> GIVEN REQUEST: Render every entry exactly as it appears.

> RECORDS TO USE:
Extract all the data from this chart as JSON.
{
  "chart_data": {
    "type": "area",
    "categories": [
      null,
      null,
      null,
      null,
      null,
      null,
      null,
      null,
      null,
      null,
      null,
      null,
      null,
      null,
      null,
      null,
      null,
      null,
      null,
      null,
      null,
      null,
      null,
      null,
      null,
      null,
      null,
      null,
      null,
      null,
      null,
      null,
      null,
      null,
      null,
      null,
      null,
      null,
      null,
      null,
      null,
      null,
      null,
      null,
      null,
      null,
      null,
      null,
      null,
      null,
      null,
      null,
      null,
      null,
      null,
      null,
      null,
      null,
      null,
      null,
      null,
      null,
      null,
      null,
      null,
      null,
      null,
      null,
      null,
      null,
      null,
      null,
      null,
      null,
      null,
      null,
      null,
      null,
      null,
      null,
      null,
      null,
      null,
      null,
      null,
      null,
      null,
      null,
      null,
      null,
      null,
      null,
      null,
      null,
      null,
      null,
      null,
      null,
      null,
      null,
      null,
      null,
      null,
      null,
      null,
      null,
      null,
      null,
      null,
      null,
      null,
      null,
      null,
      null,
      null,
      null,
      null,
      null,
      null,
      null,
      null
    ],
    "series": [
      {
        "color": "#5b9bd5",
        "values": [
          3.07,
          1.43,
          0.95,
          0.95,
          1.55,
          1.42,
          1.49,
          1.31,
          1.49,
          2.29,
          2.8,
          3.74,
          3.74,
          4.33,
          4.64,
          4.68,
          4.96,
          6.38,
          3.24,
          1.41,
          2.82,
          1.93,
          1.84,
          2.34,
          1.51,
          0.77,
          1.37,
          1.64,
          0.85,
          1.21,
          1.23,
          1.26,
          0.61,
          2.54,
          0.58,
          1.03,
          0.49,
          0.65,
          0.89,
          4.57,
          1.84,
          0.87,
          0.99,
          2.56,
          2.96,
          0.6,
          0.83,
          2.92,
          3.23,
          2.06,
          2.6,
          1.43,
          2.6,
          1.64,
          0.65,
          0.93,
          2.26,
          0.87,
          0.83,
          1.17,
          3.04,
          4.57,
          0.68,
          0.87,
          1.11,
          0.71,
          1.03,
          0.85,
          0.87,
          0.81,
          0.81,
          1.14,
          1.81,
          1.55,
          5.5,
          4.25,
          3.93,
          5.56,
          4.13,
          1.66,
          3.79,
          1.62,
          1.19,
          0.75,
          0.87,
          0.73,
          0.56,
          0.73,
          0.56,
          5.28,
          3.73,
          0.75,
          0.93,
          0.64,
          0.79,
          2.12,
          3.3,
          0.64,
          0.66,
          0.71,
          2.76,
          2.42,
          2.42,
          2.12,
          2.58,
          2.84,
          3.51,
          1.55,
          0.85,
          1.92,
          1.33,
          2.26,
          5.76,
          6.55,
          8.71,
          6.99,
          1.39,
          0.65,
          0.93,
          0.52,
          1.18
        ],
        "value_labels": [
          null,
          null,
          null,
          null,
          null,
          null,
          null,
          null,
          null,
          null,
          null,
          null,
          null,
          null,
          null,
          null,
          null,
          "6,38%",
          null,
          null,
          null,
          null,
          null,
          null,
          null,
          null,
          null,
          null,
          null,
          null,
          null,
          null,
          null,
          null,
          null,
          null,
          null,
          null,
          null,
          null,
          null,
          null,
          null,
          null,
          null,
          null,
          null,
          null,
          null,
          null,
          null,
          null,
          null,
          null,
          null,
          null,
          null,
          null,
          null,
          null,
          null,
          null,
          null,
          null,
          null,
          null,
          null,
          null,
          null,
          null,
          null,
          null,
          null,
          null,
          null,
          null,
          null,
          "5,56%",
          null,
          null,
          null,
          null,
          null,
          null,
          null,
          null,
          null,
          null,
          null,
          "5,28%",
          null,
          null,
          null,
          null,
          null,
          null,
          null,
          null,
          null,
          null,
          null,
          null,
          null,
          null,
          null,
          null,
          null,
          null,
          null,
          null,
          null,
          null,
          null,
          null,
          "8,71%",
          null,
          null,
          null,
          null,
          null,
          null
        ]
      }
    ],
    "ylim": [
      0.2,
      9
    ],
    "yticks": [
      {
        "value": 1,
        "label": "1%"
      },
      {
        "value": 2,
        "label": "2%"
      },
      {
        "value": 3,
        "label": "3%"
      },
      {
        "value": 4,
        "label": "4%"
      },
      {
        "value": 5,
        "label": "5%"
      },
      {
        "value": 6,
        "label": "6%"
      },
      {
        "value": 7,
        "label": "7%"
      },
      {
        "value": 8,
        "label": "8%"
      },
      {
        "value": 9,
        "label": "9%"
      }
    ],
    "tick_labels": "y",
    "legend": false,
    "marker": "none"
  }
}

> SOLUTION FOR THIS EXERCISE:
Extract all the data from this chart as JSON.
{
  "chart_data": {
    "type": "area",
    "categories": [
      null,
      null,
      null,
      null,
      null,
      null,
      null,
      null,
      null,
      null,
      null,
      null,
      null,
      null,
      null,
      null,
      null,
      null,
      null,
      null,
      null,
      null,
      null,
      null,
      null,
      null,
      null,
      null,
      null,
      null,
      null,
      null,
      null,
      null,
      null,
      null,
      null,
      null,
      null,
      null,
      null,
      null,
      null,
      null,
      null,
      null,
      null,
      null,
      null,
      null,
      null,
      null,
      null,
      null,
      null,
      null,
      null,
      null,
      null,
      null,
      null,
      null,
      null,
      null,
      null,
      null,
      null,
      null,
      null,
      null,
      null,
      null,
      null,
      null,
      null,
      null,
      null,
      null,
      null,
      null,
      null,
      null,
      null,
      null,
      null,
      null,
      null,
      null,
      null,
      null,
      null,
      null,
      null,
      null,
      null,
      null,
      null,
      null,
      null,
      null,
      null,
      null,
      null,
      null,
      null,
      null,
      null,
      null,
      null,
      null,
      null,
      null,
      null,
      null,
      null,
      null,
      null,
      null,
      null,
      null,
      null
    ],
    "series": [
      {
        "color": "#5b9bd5",
        "values": [
          3.07,
          1.43,
          0.95,
          0.95,
          1.55,
          1.42,
          1.49,
          1.31,
          1.49,
          2.29,
          2.8,
          3.74,
          3.74,
          4.33,
          4.64,
          4.68,
          4.96,
          6.38,
          3.24,
          1.41,
          2.82,
          1.93,
          1.84,
          2.34,
          1.51,
          0.77,
          1.37,
          1.64,
          0.85,
          1.21,
          1.23,
          1.26,
          0.61,
          2.54,
          0.58,
          1.03,
          0.49,
          0.65,
          0.89,
          4.57,
          1.84,
          0.87,
          0.99,
          2.56,
          2.96,
          0.6,
          0.83,
          2.92,
          3.23,
          2.06,
          2.6,
          1.43,
          2.6,
          1.64,
          0.65,
          0.93,
          2.26,
          0.87,
          0.83,
          1.17,
          3.04,
          4.57,
          0.68,
          0.87,
          1.11,
          0.71,
          1.03,
          0.85,
          0.87,
          0.81,
          0.81,
          1.14,
          1.81,
          1.55,
          5.5,
          4.25,
          3.93,
          5.56,
          4.13,
          1.66,
          3.79,
          1.62,
          1.19,
          0.75,
          0.87,
          0.73,
          0.56,
          0.73,
          0.56,
          5.28,
          3.73,
          0.75,
          0.93,
          0.64,
          0.79,
          2.12,
          3.3,
          0.64,
          0.66,
          0.71,
          2.76,
          2.42,
          2.42,
          2.12,
          2.58,
          2.84,
          3.51,
          1.55,
          0.85,
          1.92,
          1.33,
          2.26,
          5.76,
          6.55,
          8.71,
          6.99,
          1.39,
          0.65,
          0.93,
          0.52,
          1.18
        ],
        "value_labels": [
          null,
          null,
          null,
          null,
          null,
          null,
          null,
          null,
          null,
          null,
          null,
          null,
          null,
          null,
          null,
          null,
          null,
          "6,38%",
          null,
          null,
          null,
          null,
          null,
          null,
          null,
          null,
          null,
          null,
          null,
          null,
          null,
          null,
          null,
          null,
          null,
          null,
          null,
          null,
          null,
          null,
          null,
          null,
          null,
          null,
          null,
          null,
          null,
          null,
          null,
          null,
          null,
          null,
          null,
          null,
          null,
          null,
          null,
          null,
          null,
          null,
          null,
          null,
          null,
          null,
          null,
          null,
          null,
          null,
          null,
          null,
          null,
          null,
          null,
          null,
          null,
          null,
          null,
          "5,56%",
          null,
          null,
          null,
          null,
          null,
          null,
          null,
          null,
          null,
          null,
          null,
          "5,28%",
          null,
          null,
          null,
          null,
          null,
          null,
          null,
          null,
          null,
          null,
          null,
          null,
          null,
          null,
          null,
          null,
          null,
          null,
          null,
          null,
          null,
          null,
          null,
          null,
          "8,71%",
          null,
          null,
          null,
          null,
          null,
          null
        ]
      }
    ],
    "ylim": [
      0.2,
      9
    ],
    "yticks": [
      {
        "value": 1,
        "label": "1%"
      },
      {
        "value": 2,
        "label": "2%"
      },
      {
        "value": 3,
        "label": "3%"
      },
      {
        "value": 4,
        "label": "4%"
      },
      {
        "value": 5,
        "label": "5%"
      },
      {
        "value": 6,
        "label": "6%"
      },
      {
        "value": 7,
        "label": "7%"
      },
      {
        "value": 8,
        "label": "8%"
      },
      {
        "value": 9,
        "label": "9%"
      }
    ],
    "tick_labels": "y",
    "legend": false,
    "marker": "none"
  }
}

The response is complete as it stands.